▸ **Work instructions**: Print the listing below exactly.

▸ **Material shown**:
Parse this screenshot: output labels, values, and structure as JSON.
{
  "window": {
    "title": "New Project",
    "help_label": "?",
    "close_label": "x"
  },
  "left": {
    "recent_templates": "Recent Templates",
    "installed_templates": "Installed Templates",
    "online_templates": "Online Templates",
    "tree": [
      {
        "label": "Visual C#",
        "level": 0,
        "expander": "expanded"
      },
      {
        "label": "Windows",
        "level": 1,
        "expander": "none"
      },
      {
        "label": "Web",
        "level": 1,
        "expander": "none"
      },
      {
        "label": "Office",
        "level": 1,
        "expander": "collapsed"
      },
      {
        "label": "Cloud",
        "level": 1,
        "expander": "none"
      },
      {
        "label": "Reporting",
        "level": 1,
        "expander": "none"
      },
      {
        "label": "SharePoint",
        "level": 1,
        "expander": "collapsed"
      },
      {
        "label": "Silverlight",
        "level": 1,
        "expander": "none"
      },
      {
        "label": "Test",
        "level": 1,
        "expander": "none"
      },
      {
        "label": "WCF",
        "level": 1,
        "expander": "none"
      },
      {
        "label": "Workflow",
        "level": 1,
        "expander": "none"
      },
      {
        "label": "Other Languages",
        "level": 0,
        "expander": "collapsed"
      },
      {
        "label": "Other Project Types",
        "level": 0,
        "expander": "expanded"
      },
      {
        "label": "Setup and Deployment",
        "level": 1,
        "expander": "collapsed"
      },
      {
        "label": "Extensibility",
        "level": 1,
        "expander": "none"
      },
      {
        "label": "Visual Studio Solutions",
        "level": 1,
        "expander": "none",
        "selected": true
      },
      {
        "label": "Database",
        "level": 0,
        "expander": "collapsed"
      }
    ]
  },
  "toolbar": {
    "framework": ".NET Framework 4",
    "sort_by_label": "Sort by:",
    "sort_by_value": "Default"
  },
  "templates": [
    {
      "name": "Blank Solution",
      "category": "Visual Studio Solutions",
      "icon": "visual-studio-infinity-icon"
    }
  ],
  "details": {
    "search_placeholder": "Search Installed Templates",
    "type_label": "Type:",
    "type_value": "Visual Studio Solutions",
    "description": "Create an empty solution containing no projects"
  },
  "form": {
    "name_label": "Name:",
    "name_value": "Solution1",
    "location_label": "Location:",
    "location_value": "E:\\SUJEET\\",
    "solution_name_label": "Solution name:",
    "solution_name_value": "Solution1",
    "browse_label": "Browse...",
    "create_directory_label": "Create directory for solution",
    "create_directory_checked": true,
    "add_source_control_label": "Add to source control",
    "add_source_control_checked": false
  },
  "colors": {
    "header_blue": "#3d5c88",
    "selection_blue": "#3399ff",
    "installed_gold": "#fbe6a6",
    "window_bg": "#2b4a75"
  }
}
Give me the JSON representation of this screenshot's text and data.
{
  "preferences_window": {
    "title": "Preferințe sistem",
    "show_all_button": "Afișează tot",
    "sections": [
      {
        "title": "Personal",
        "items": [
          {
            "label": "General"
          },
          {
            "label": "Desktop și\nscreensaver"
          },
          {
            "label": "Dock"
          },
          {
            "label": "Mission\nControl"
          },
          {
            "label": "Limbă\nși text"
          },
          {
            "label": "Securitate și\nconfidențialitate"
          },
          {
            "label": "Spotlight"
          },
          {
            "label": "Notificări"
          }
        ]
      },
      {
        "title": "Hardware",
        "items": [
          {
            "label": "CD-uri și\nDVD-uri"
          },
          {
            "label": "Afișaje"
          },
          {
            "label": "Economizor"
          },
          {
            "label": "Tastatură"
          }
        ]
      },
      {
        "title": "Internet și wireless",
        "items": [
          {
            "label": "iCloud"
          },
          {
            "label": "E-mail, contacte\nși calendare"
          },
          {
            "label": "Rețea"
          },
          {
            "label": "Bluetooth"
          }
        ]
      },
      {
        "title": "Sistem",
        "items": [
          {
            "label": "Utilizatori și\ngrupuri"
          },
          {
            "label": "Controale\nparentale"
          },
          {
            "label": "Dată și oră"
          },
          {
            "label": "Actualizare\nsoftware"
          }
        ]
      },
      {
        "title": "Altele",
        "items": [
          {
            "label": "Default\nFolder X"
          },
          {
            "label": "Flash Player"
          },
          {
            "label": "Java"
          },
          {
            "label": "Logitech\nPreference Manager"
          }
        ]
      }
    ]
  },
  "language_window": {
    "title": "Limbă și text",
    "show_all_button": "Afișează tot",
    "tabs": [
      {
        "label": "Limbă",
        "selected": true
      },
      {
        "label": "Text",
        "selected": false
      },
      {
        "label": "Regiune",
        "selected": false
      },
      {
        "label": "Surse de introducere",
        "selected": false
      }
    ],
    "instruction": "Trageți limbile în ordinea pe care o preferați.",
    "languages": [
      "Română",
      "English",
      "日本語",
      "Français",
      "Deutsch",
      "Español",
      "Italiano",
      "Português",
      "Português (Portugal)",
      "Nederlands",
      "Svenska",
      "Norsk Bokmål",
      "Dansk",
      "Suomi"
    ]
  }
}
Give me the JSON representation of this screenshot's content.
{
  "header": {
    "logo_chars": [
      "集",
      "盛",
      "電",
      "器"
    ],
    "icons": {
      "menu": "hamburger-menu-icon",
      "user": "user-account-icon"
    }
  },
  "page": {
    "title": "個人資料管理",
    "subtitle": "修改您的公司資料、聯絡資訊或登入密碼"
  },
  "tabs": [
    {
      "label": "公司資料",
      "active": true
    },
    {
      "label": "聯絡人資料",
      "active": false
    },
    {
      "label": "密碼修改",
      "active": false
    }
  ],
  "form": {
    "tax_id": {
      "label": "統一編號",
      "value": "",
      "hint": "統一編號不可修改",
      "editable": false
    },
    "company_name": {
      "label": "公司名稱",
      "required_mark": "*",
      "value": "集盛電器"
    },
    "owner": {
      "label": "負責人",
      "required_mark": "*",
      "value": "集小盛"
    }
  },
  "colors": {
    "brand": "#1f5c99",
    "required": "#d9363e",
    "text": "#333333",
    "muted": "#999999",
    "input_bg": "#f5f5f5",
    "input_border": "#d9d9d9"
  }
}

▸ **Answer in full**:
Parse this screenshot: output labels, values, and structure as JSON.
{
  "window": {
    "title": "New Project",
    "help_label": "?",
    "close_label": "x"
  },
  "left": {
    "recent_templates": "Recent Templates",
    "installed_templates": "Installed Templates",
    "online_templates": "Online Templates",
    "tree": [
      {
        "label": "Visual C#",
        "level": 0,
        "expander": "expanded"
      },
      {
        "label": "Windows",
        "level": 1,
        "expander": "none"
      },
      {
        "label": "Web",
        "level": 1,
        "expander": "none"
      },
      {
        "label": "Office",
        "level": 1,
        "expander": "collapsed"
      },
      {
        "label": "Cloud",
        "level": 1,
        "expander": "none"
      },
      {
        "label": "Reporting",
        "level": 1,
        "expander": "none"
      },
      {
        "label": "SharePoint",
        "level": 1,
        "expander": "collapsed"
      },
      {
        "label": "Silverlight",
        "level": 1,
        "expander": "none"
      },
      {
        "label": "Test",
        "level": 1,
        "expander": "none"
      },
      {
        "label": "WCF",
        "level": 1,
        "expander": "none"
      },
      {
        "label": "Workflow",
        "level": 1,
        "expander": "none"
      },
      {
        "label": "Other Languages",
        "level": 0,
        "expander": "collapsed"
      },
      {
        "label": "Other Project Types",
        "level": 0,
        "expander": "expanded"
      },
      {
        "label": "Setup and Deployment",
        "level": 1,
        "expander": "collapsed"
      },
      {
        "label": "Extensibility",
        "level": 1,
        "expander": "none"
      },
      {
        "label": "Visual Studio Solutions",
        "level": 1,
        "expander": "none",
        "selected": true
      },
      {
        "label": "Database",
        "level": 0,
        "expander": "collapsed"
      }
    ]
  },
  "toolbar": {
    "framework": ".NET Framework 4",
    "sort_by_label": "Sort by:",
    "sort_by_value": "Default"
  },
  "templates": [
    {
      "name": "Blank Solution",
      "category": "Visual Studio Solutions",
      "icon": "visual-studio-infinity-icon"
    }
  ],
  "details": {
    "search_placeholder": "Search Installed Templates",
    "type_label": "Type:",
    "type_value": "Visual Studio Solutions",
    "description": "Create an empty solution containing no projects"
  },
  "form": {
    "name_label": "Name:",
    "name_value": "Solution1",
    "location_label": "Location:",
    "location_value": "E:\\SUJEET\\",
    "solution_name_label": "Solution name:",
    "solution_name_value": "Solution1",
    "browse_label": "Browse...",
    "create_directory_label": "Create directory for solution",
    "create_directory_checked": true,
    "add_source_control_label": "Add to source control",
    "add_source_control_checked": false
  },
  "colors": {
    "header_blue": "#3d5c88",
    "selection_blue": "#3399ff",
    "installed_gold": "#fbe6a6",
    "window_bg": "#2b4a75"
  }
}
Give me the JSON representation of this screenshot's text and data.
{
  "preferences_window": {
    "title": "Preferințe sistem",
    "show_all_button": "Afișează tot",
    "sections": [
      {
        "title": "Personal",
        "items": [
          {
            "label": "General"
          },
          {
            "label": "Desktop și\nscreensaver"
          },
          {
            "label": "Dock"
          },
          {
            "label": "Mission\nControl"
          },
          {
            "label": "Limbă\nși text"
          },
          {
            "label": "Securitate și\nconfidențialitate"
          },
          {
            "label": "Spotlight"
          },
          {
            "label": "Notificări"
          }
        ]
      },
      {
        "title": "Hardware",
        "items": [
          {
            "label": "CD-uri și\nDVD-uri"
          },
          {
            "label": "Afișaje"
          },
          {
            "label": "Economizor"
          },
          {
            "label": "Tastatură"
          }
        ]
      },
      {
        "title": "Internet și wireless",
        "items": [
          {
            "label": "iCloud"
          },
          {
            "label": "E-mail, contacte\nși calendare"
          },
          {
            "label": "Rețea"
          },
          {
            "label": "Bluetooth"
          }
        ]
      },
      {
        "title": "Sistem",
        "items": [
          {
            "label": "Utilizatori și\ngrupuri"
          },
          {
            "label": "Controale\nparentale"
          },
          {
            "label": "Dată și oră"
          },
          {
            "label": "Actualizare\nsoftware"
          }
        ]
      },
      {
        "title": "Altele",
        "items": [
          {
            "label": "Default\nFolder X"
          },
          {
            "label": "Flash Player"
          },
          {
            "label": "Java"
          },
          {
            "label": "Logitech\nPreference Manager"
          }
        ]
      }
    ]
  },
  "language_window": {
    "title": "Limbă și text",
    "show_all_button": "Afișează tot",
    "tabs": [
      {
        "label": "Limbă",
        "selected": true
      },
      {
        "label": "Text",
        "selected": false
      },
      {
        "label": "Regiune",
        "selected": false
      },
      {
        "label": "Surse de introducere",
        "selected": false
      }
    ],
    "instruction": "Trageți limbile în ordinea pe care o preferați.",
    "languages": [
      "Română",
      "English",
      "日本語",
      "Français",
      "Deutsch",
      "Español",
      "Italiano",
      "Português",
      "Português (Portugal)",
      "Nederlands",
      "Svenska",
      "Norsk Bokmål",
      "Dansk",
      "Suomi"
    ]
  }
}
Give me the JSON representation of this screenshot's content.
{
  "header": {
    "logo_chars": [
      "集",
      "盛",
      "電",
      "器"
    ],
    "icons": {
      "menu": "hamburger-menu-icon",
      "user": "user-account-icon"
    }
  },
  "page": {
    "title": "個人資料管理",
    "subtitle": "修改您的公司資料、聯絡資訊或登入密碼"
  },
  "tabs": [
    {
      "label": "公司資料",
      "active": true
    },
    {
      "label": "聯絡人資料",
      "active": false
    },
    {
      "label": "密碼修改",
      "active": false
    }
  ],
  "form": {
    "tax_id": {
      "label": "統一編號",
      "value": "",
      "hint": "統一編號不可修改",
      "editable": false
    },
    "company_name": {
      "label": "公司名稱",
      "required_mark": "*",
      "value": "集盛電器"
    },
    "owner": {
      "label": "負責人",
      "required_mark": "*",
      "value": "集小盛"
    }
  },
  "colors": {
    "brand": "#1f5c99",
    "required": "#d9363e",
    "text": "#333333",
    "muted": "#999999",
    "input_bg": "#f5f5f5",
    "input_border": "#d9d9d9"
  }
}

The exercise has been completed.